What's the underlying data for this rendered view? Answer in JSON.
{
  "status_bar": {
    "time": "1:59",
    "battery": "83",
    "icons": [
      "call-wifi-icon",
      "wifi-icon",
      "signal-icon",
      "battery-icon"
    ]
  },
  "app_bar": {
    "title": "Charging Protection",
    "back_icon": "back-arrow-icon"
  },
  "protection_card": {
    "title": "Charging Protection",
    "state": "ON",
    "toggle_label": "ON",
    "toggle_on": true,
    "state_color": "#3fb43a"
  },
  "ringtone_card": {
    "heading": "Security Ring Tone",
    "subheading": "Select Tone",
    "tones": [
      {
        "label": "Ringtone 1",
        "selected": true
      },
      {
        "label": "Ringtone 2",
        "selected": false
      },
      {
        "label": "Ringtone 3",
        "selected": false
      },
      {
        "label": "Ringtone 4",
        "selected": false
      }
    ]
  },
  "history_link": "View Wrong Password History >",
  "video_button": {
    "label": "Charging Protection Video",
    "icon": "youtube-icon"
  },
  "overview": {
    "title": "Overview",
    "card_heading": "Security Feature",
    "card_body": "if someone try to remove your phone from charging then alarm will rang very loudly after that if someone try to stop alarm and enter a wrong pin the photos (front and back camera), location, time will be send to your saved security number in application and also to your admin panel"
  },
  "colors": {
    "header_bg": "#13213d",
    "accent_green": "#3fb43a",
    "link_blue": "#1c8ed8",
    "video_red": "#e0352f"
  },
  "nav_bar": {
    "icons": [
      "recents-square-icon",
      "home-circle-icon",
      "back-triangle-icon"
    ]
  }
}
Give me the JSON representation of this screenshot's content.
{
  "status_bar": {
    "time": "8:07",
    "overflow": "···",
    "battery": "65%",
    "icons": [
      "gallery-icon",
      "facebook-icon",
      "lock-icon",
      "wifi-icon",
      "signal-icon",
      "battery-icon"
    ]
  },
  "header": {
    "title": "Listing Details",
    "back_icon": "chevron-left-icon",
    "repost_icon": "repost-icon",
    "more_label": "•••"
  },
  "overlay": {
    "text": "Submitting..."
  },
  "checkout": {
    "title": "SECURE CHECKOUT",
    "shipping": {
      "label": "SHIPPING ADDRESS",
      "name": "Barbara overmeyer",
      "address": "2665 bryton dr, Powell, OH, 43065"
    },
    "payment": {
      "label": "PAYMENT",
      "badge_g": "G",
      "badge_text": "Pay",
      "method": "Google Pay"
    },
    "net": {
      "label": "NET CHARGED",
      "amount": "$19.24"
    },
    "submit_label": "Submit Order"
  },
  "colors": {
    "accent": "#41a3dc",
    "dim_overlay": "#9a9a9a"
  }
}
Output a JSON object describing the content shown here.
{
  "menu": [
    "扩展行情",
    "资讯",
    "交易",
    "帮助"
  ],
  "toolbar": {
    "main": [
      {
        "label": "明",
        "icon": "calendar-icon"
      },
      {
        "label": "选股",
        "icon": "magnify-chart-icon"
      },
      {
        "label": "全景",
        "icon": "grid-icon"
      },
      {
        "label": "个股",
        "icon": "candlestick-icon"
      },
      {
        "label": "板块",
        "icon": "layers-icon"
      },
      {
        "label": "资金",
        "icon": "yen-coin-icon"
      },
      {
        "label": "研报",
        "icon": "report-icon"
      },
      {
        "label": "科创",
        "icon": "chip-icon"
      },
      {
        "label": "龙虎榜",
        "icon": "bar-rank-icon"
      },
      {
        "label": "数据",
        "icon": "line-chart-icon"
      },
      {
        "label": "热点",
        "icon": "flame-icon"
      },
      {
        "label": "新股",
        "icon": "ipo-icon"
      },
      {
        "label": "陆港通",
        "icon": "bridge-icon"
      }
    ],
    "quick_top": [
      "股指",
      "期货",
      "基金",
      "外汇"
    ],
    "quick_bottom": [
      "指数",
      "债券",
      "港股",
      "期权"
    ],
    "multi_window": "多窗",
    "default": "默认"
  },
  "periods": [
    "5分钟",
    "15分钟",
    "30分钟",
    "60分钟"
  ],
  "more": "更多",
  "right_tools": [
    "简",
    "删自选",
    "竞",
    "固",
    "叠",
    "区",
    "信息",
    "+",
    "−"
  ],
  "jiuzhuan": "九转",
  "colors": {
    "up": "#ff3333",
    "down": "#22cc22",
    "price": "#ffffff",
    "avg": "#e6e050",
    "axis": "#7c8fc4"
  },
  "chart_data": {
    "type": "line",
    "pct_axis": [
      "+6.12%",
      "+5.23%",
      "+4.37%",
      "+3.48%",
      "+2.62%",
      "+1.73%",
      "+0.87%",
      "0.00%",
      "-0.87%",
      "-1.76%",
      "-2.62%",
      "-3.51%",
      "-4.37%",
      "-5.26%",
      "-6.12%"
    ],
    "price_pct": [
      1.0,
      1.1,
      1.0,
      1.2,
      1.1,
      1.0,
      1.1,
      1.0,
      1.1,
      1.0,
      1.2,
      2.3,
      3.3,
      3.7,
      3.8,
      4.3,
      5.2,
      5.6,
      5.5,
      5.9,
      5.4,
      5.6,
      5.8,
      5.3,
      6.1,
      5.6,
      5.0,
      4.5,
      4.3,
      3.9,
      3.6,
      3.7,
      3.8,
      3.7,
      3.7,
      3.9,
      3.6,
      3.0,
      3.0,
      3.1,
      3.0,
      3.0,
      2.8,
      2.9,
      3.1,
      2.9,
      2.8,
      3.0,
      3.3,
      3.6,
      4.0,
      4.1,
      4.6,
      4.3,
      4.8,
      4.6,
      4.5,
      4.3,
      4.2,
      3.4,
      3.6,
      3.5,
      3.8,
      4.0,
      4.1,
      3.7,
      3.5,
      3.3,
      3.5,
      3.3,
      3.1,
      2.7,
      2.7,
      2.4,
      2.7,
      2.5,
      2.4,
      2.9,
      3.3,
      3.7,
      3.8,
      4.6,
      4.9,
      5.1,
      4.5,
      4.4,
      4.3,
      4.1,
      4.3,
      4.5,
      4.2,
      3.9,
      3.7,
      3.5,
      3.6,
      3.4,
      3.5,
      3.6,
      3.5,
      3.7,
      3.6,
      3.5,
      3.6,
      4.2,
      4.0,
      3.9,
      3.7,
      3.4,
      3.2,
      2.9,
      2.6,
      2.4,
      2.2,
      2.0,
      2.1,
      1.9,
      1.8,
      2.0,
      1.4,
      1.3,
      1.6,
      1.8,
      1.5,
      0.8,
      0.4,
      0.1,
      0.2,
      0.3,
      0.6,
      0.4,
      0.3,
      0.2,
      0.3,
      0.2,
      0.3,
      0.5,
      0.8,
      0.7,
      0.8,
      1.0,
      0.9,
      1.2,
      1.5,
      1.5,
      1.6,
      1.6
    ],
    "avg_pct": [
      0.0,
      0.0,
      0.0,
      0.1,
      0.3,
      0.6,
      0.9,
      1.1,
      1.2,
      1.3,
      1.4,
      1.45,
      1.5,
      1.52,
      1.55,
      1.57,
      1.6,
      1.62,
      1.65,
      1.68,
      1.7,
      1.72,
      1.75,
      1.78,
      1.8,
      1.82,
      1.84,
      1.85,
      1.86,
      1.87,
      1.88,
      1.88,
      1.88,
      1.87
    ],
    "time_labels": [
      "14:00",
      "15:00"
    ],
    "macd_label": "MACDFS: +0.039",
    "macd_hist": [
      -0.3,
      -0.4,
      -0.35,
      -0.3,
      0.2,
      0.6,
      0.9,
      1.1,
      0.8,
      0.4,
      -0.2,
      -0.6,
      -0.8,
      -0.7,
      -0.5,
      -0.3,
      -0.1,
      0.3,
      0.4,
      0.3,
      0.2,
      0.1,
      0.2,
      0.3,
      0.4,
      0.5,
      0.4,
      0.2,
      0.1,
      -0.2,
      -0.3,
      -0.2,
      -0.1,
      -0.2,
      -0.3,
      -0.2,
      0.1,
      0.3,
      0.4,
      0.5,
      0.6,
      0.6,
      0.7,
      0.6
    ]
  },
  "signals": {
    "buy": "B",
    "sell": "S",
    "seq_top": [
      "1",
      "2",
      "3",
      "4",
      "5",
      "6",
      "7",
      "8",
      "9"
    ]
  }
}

----

= Your goal =
Select from the material above each line in which the string "JSON" appears, and list those lines.

= Answer to this task =
What's the underlying data for this rendered view? Answer in JSON.
Give me the JSON representation of this screenshot's content.
Output a JSON object describing the content shown here.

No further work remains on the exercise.